RECORD LIST -

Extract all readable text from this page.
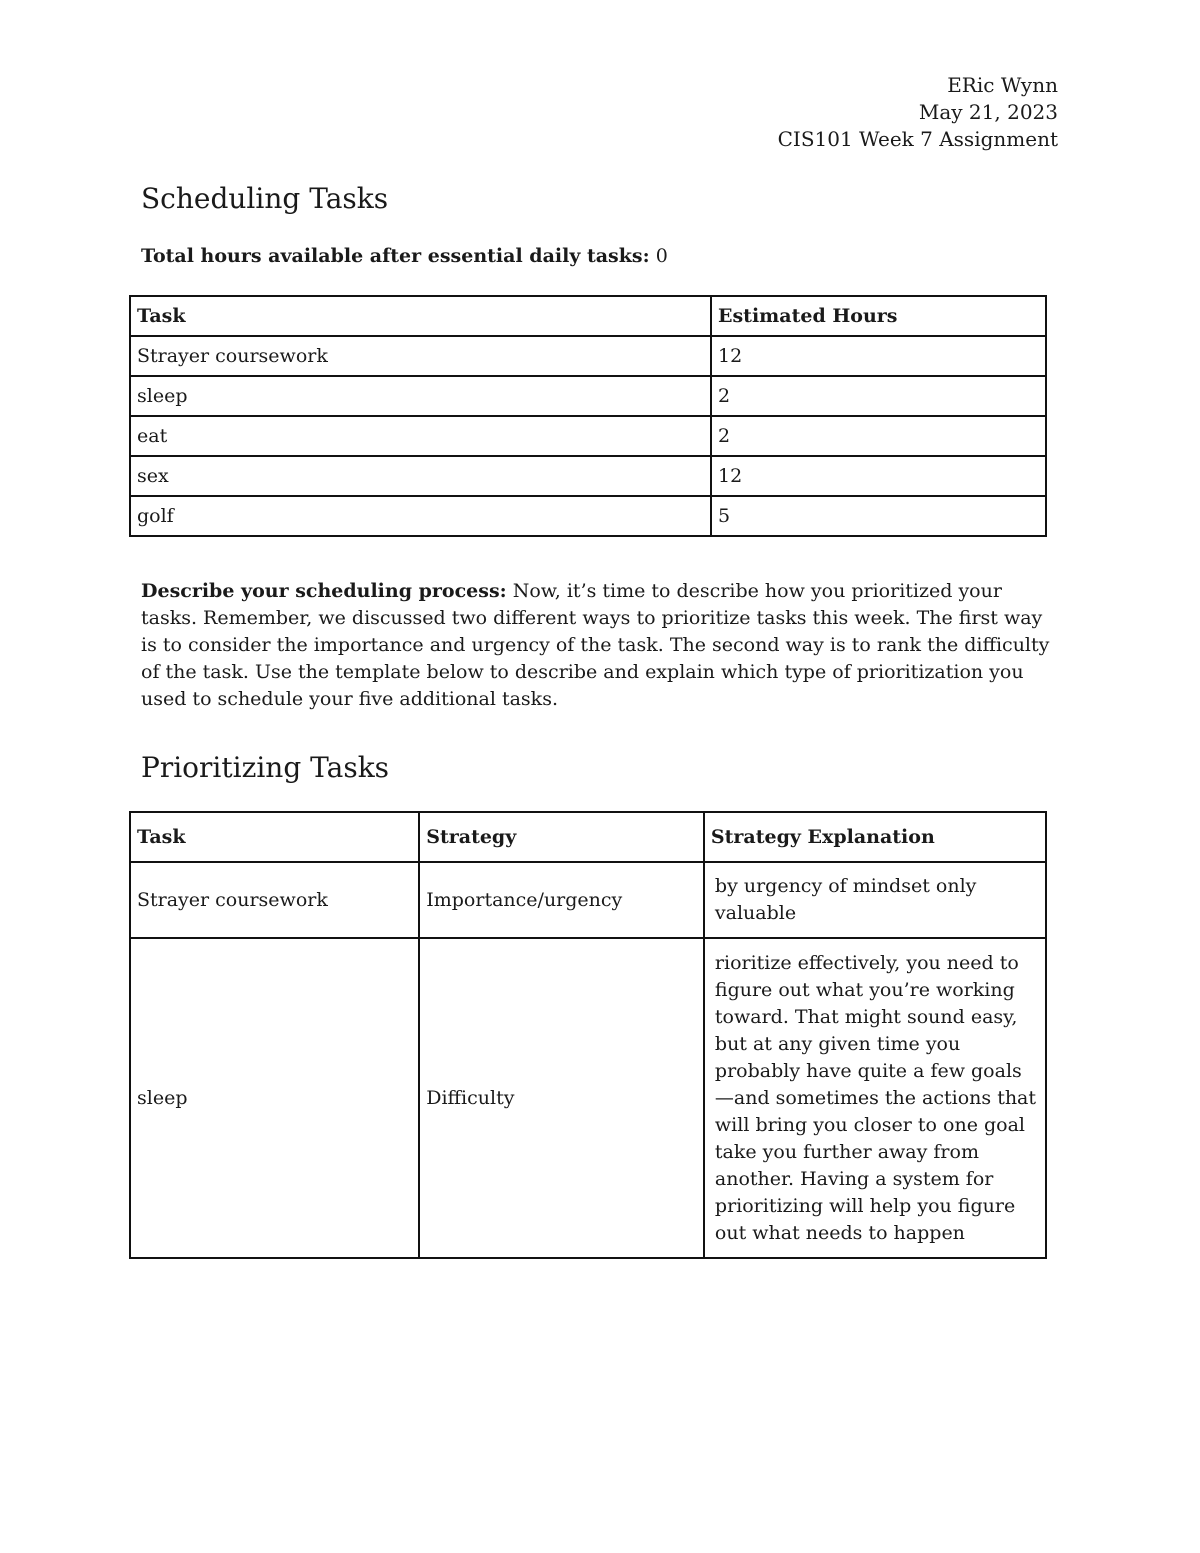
ERic Wynn
May 21, 2023
CIS101 Week 7 Assignment
Scheduling Tasks
Total hours available after essential daily tasks: 0
Task	Estimated Hours
Strayer coursework	12
sleep	2
eat	2
sex	12
golf	5
Describe your scheduling process: Now, it’s time to describe how you prioritized your tasks. Remember, we discussed two different ways to prioritize tasks this week. The first way is to consider the importance and urgency of the task. The second way is to rank the difficulty of the task. Use the template below to describe and explain which type of prioritization you used to schedule your five additional tasks.
Prioritizing Tasks
Task	Strategy	Strategy Explanation
Strayer coursework	Importance/urgency	by urgency of mindset only valuable

sleep	Difficulty	rioritize effectively, you need to figure out what you’re working toward. That might sound easy, but at any given time you probably have quite a few goals—and sometimes the actions that will bring you closer to one goal take you further away from another. Having a system for prioritizing will help you figure out what needs to happen
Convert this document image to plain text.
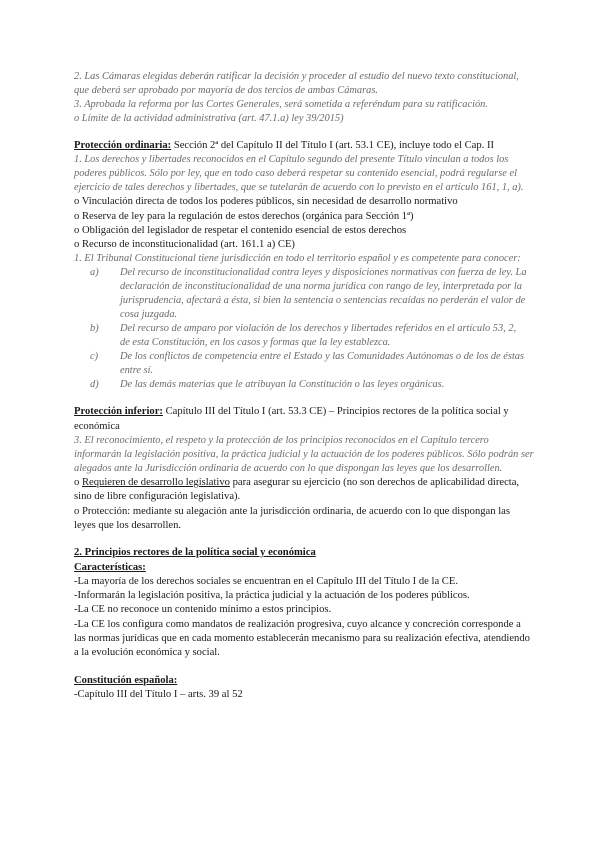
2. Las Cámaras elegidas deberán ratificar la decisión y proceder al estudio del nuevo texto constitucional, que deberá ser aprobado por mayoría de dos tercios de ambas Cámaras.

3. Aprobada la reforma por las Cortes Generales, será sometida a referéndum para su ratificación.

o Límite de la actividad administrativa (art. 47.1.a) ley 39/2015)

Protección ordinaria: Sección 2ª del Capítulo II del Título I (art. 53.1 CE), incluye todo el Cap. II

1. Los derechos y libertades reconocidos en el Capítulo segundo del presente Título vinculan a todos los poderes públicos. Sólo por ley, que en todo caso deberá respetar su contenido esencial, podrá regularse el ejercicio de tales derechos y libertades, que se tutelarán de acuerdo con lo previsto en el artículo 161, 1, a).

o Vinculación directa de todos los poderes públicos, sin necesidad de desarrollo normativo

o Reserva de ley para la regulación de estos derechos (orgánica para Sección 1ª)

o Obligación del legislador de respetar el contenido esencial de estos derechos

o Recurso de inconstitucionalidad (art. 161.1 a) CE)

1. El Tribunal Constitucional tiene jurisdicción en todo el territorio español y es competente para conocer:

a)	Del recurso de inconstitucionalidad contra leyes y disposiciones normativas con fuerza de ley. La declaración de inconstitucionalidad de una norma jurídica con rango de ley, interpretada por la jurisprudencia, afectará a ésta, si bien la sentencia o sentencias recaídas no perderán el valor de cosa juzgada.
b)	Del recurso de amparo por violación de los derechos y libertades referidos en el artículo 53, 2, de esta Constitución, en los casos y formas que la ley establezca.
c)	De los conflictos de competencia entre el Estado y las Comunidades Autónomas o de los de éstas entre sí.
d)	De las demás materias que le atribuyan la Constitución o las leyes orgánicas.

Protección inferior: Capítulo III del Título I (art. 53.3 CE) – Principios rectores de la política social y económica

3. El reconocimiento, el respeto y la protección de los principios reconocidos en el Capítulo tercero informarán la legislación positiva, la práctica judicial y la actuación de los poderes públicos. Sólo podrán ser alegados ante la Jurisdicción ordinaria de acuerdo con lo que dispongan las leyes que los desarrollen.

o Requieren de desarrollo legislativo para asegurar su ejercicio (no son derechos de aplicabilidad directa, sino de libre configuración legislativa).

o Protección: mediante su alegación ante la jurisdicción ordinaria, de acuerdo con lo que dispongan las leyes que los desarrollen.

2. Principios rectores de la política social y económica

Características:

-La mayoría de los derechos sociales se encuentran en el Capítulo III del Título I de la CE.

-Informarán la legislación positiva, la práctica judicial y la actuación de los poderes públicos.

-La CE no reconoce un contenido mínimo a estos principios.

-La CE los configura como mandatos de realización progresiva, cuyo alcance y concreción corresponde a las normas jurídicas que en cada momento establecerán mecanismo para su realización efectiva, atendiendo a la evolución económica y social.

Constitución española:

-Capítulo III del Título I – arts. 39 al 52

WORK INSTRUCTIONS -
Repeat the listing in full and exactly. Do not include any images.

ANSWER -
Extract all readable text from this page.
ERic Wynn
May 21, 2023
CIS101 Week 7 Assignment
Scheduling Tasks
Total hours available after essential daily tasks: 0
Task	Estimated Hours
Strayer coursework	12
sleep	2
eat	2
sex	12
golf	5
Describe your scheduling process: Now, it’s time to describe how you prioritized your tasks. Remember, we discussed two different ways to prioritize tasks this week. The first way is to consider the importance and urgency of the task. The second way is to rank the difficulty of the task. Use the template below to describe and explain which type of prioritization you used to schedule your five additional tasks.
Prioritizing Tasks
Task	Strategy	Strategy Explanation
Strayer coursework	Importance/urgency	by urgency of mindset only valuable

sleep	Difficulty	rioritize effectively, you need to figure out what you’re working toward. That might sound easy, but at any given time you probably have quite a few goals—and sometimes the actions that will bring you closer to one goal take you further away from another. Having a system for prioritizing will help you figure out what needs to happen
Convert this document image to plain text.
2. Las Cámaras elegidas deberán ratificar la decisión y proceder al estudio del nuevo texto constitucional, que deberá ser aprobado por mayoría de dos tercios de ambas Cámaras.

3. Aprobada la reforma por las Cortes Generales, será sometida a referéndum para su ratificación.

o Límite de la actividad administrativa (art. 47.1.a) ley 39/2015)

Protección ordinaria: Sección 2ª del Capítulo II del Título I (art. 53.1 CE), incluye todo el Cap. II

1. Los derechos y libertades reconocidos en el Capítulo segundo del presente Título vinculan a todos los poderes públicos. Sólo por ley, que en todo caso deberá respetar su contenido esencial, podrá regularse el ejercicio de tales derechos y libertades, que se tutelarán de acuerdo con lo previsto en el artículo 161, 1, a).

o Vinculación directa de todos los poderes públicos, sin necesidad de desarrollo normativo

o Reserva de ley para la regulación de estos derechos (orgánica para Sección 1ª)

o Obligación del legislador de respetar el contenido esencial de estos derechos

o Recurso de inconstitucionalidad (art. 161.1 a) CE)

1. El Tribunal Constitucional tiene jurisdicción en todo el territorio español y es competente para conocer:

a)	Del recurso de inconstitucionalidad contra leyes y disposiciones normativas con fuerza de ley. La declaración de inconstitucionalidad de una norma jurídica con rango de ley, interpretada por la jurisprudencia, afectará a ésta, si bien la sentencia o sentencias recaídas no perderán el valor de cosa juzgada.
b)	Del recurso de amparo por violación de los derechos y libertades referidos en el artículo 53, 2, de esta Constitución, en los casos y formas que la ley establezca.
c)	De los conflictos de competencia entre el Estado y las Comunidades Autónomas o de los de éstas entre sí.
d)	De las demás materias que le atribuyan la Constitución o las leyes orgánicas.

Protección inferior: Capítulo III del Título I (art. 53.3 CE) – Principios rectores de la política social y económica

3. El reconocimiento, el respeto y la protección de los principios reconocidos en el Capítulo tercero informarán la legislación positiva, la práctica judicial y la actuación de los poderes públicos. Sólo podrán ser alegados ante la Jurisdicción ordinaria de acuerdo con lo que dispongan las leyes que los desarrollen.

o Requieren de desarrollo legislativo para asegurar su ejercicio (no son derechos de aplicabilidad directa, sino de libre configuración legislativa).

o Protección: mediante su alegación ante la jurisdicción ordinaria, de acuerdo con lo que dispongan las leyes que los desarrollen.

2. Principios rectores de la política social y económica

Características:

-La mayoría de los derechos sociales se encuentran en el Capítulo III del Título I de la CE.

-Informarán la legislación positiva, la práctica judicial y la actuación de los poderes públicos.

-La CE no reconoce un contenido mínimo a estos principios.

-La CE los configura como mandatos de realización progresiva, cuyo alcance y concreción corresponde a las normas jurídicas que en cada momento establecerán mecanismo para su realización efectiva, atendiendo a la evolución económica y social.

Constitución española:

-Capítulo III del Título I – arts. 39 al 52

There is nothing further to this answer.